>>>>

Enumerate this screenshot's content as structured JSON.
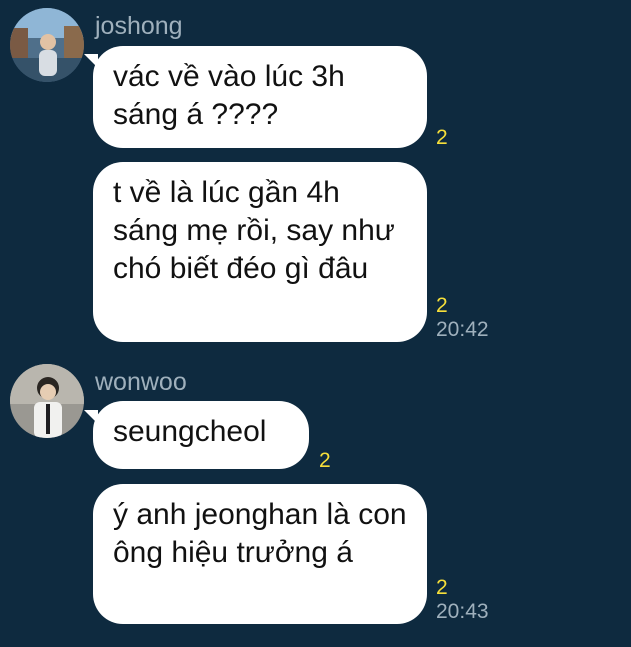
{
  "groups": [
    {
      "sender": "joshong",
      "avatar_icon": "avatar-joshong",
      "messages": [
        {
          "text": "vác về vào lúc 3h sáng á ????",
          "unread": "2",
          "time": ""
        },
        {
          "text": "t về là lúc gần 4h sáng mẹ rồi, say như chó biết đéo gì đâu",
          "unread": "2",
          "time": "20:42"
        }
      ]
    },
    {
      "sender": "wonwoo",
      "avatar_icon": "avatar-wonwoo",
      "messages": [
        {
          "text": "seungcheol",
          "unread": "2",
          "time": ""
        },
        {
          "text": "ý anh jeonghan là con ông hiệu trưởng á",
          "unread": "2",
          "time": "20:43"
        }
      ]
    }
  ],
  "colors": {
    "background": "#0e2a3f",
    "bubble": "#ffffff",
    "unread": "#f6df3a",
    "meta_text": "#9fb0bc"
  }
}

<<<<

§ OBJECTIVE
Copy out the data above exactly, except the pictures.

§ WRITTEN ANSWER
Enumerate this screenshot's content as structured JSON.
{
  "groups": [
    {
      "sender": "joshong",
      "avatar_icon": "avatar-joshong",
      "messages": [
        {
          "text": "vác về vào lúc 3h sáng á ????",
          "unread": "2",
          "time": ""
        },
        {
          "text": "t về là lúc gần 4h sáng mẹ rồi, say như chó biết đéo gì đâu",
          "unread": "2",
          "time": "20:42"
        }
      ]
    },
    {
      "sender": "wonwoo",
      "avatar_icon": "avatar-wonwoo",
      "messages": [
        {
          "text": "seungcheol",
          "unread": "2",
          "time": ""
        },
        {
          "text": "ý anh jeonghan là con ông hiệu trưởng á",
          "unread": "2",
          "time": "20:43"
        }
      ]
    }
  ],
  "colors": {
    "background": "#0e2a3f",
    "bubble": "#ffffff",
    "unread": "#f6df3a",
    "meta_text": "#9fb0bc"
  }
}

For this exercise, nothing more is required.